[Dataset excerpt]

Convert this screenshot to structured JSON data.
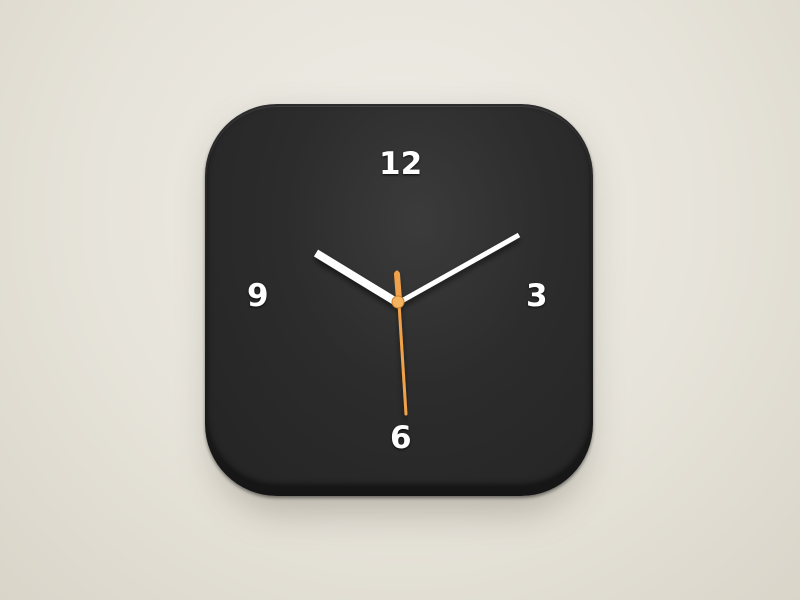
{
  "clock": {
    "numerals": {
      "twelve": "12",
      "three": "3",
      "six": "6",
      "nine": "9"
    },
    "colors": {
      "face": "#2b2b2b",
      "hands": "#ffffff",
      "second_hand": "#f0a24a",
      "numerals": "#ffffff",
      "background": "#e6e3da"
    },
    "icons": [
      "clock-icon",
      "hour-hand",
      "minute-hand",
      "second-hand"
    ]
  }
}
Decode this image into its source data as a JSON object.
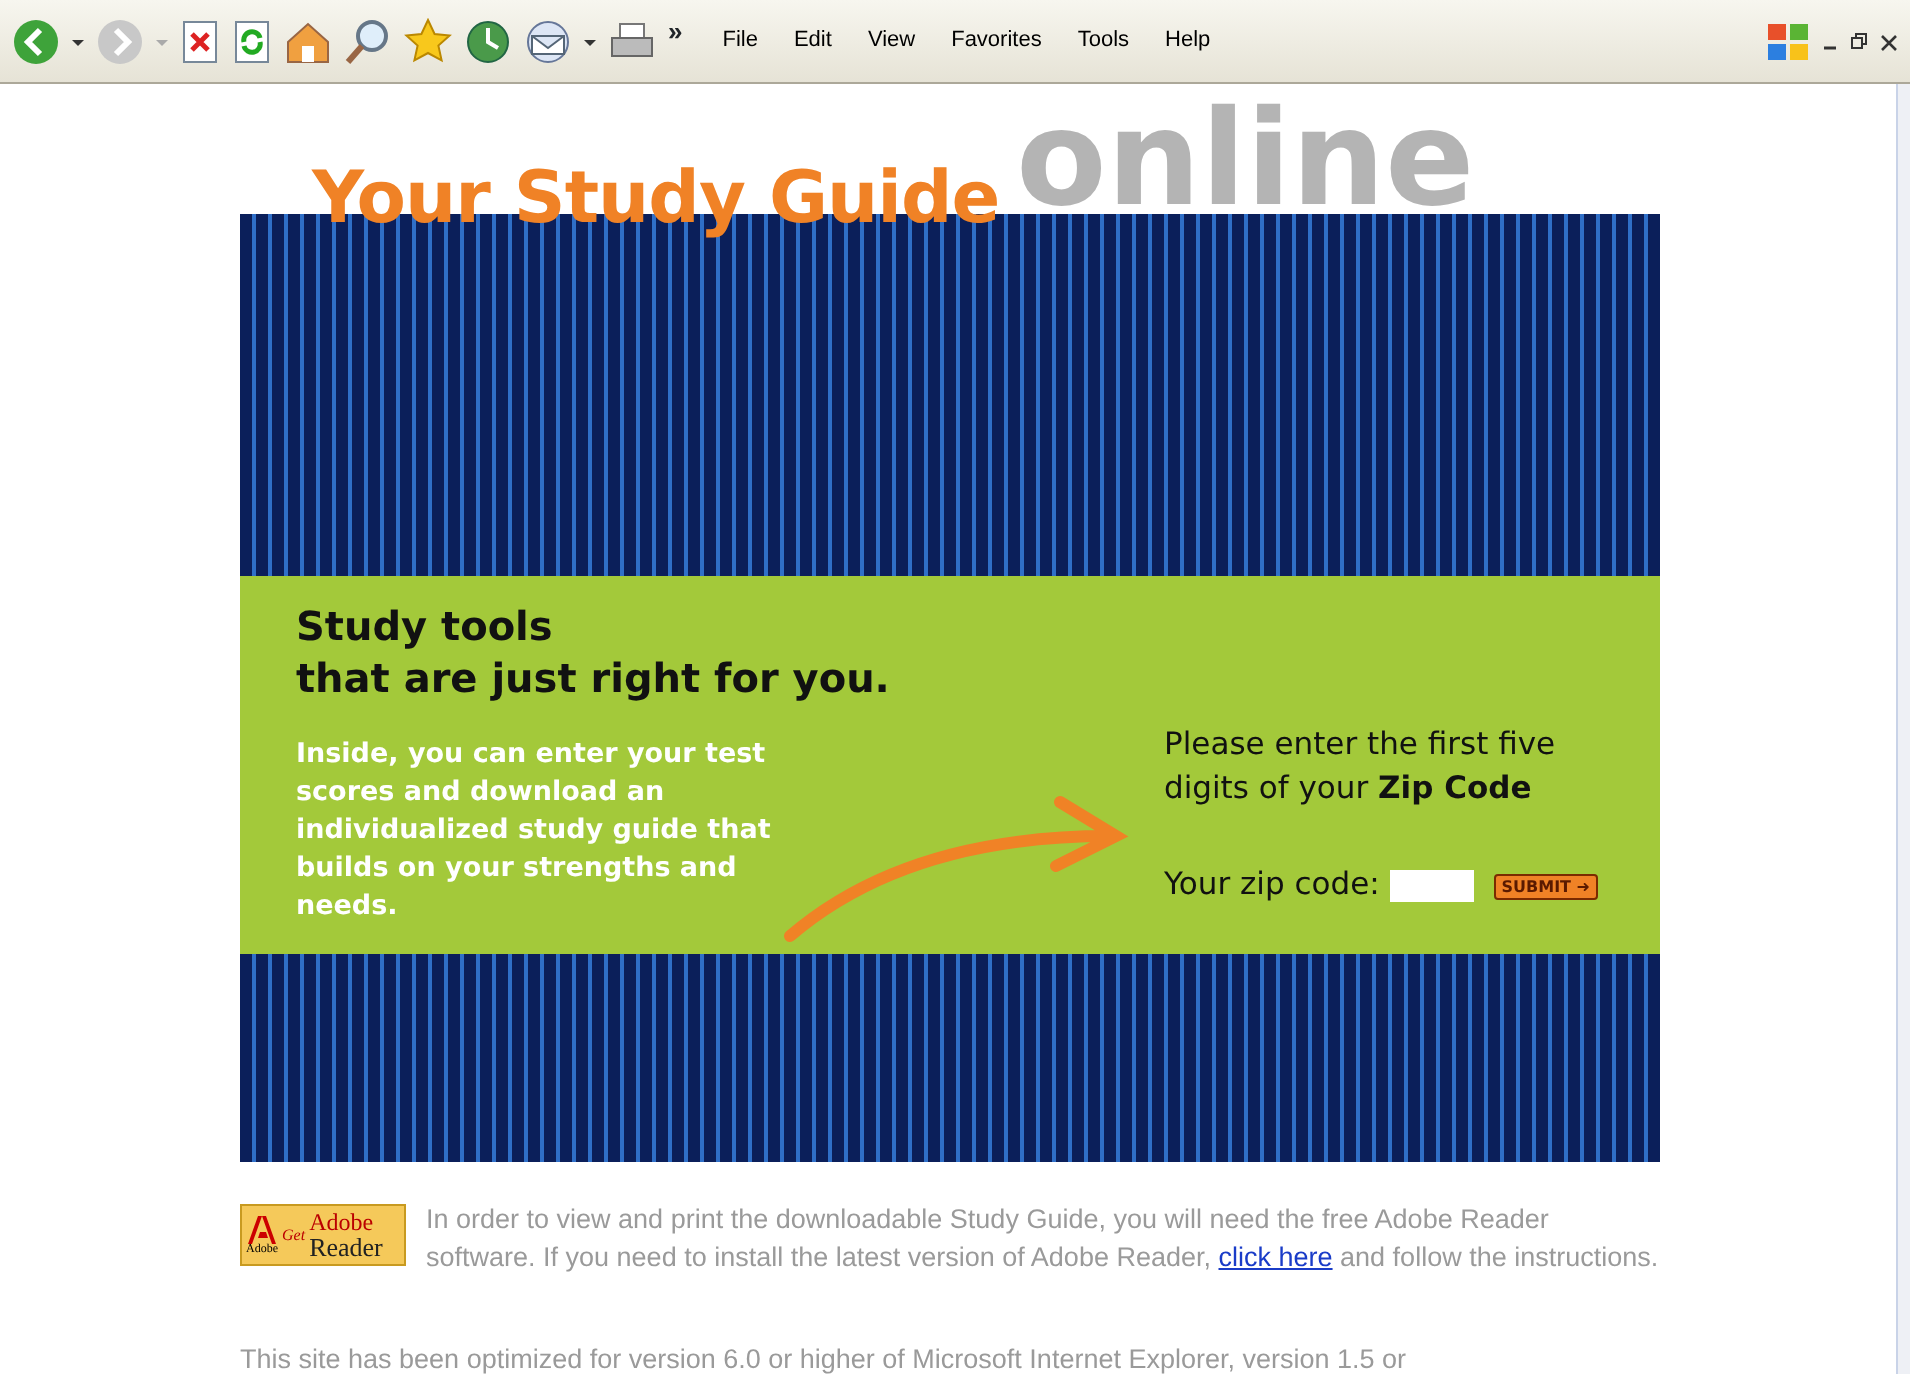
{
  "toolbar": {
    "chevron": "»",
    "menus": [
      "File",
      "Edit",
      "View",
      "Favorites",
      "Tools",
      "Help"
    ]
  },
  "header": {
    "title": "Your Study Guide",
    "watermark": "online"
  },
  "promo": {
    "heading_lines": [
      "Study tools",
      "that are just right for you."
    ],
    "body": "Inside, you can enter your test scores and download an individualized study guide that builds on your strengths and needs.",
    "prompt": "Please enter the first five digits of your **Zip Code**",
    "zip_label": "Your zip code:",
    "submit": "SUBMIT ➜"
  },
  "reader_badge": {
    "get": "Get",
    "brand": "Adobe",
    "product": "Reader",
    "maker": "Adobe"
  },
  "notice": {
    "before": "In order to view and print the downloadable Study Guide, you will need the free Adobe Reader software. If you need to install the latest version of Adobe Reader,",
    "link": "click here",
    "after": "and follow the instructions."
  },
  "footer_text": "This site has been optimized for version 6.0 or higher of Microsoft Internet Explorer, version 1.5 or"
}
--
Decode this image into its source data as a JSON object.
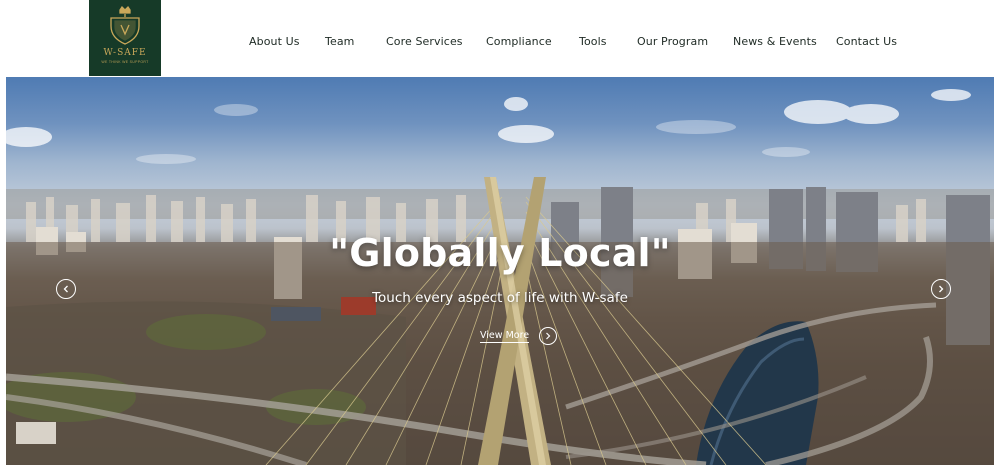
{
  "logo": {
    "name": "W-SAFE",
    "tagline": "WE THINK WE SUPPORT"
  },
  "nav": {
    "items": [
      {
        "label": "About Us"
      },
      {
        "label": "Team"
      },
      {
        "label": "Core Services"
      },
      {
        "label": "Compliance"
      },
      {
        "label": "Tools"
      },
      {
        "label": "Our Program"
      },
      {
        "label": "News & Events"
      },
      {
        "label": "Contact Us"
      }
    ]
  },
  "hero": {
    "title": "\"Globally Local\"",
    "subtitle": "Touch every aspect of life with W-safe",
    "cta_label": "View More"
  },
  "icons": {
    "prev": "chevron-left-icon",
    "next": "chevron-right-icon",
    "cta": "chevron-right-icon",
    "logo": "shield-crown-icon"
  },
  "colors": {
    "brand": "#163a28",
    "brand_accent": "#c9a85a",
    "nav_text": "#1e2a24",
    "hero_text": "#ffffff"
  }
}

- OBJECTIVE
For each line of the entries that includes "chevron", show that line.

- EXERCISE RESPONSE
    "chevron": "»",
    "prev": "chevron-left-icon",
    "next": "chevron-right-icon",
    "cta": "chevron-right-icon",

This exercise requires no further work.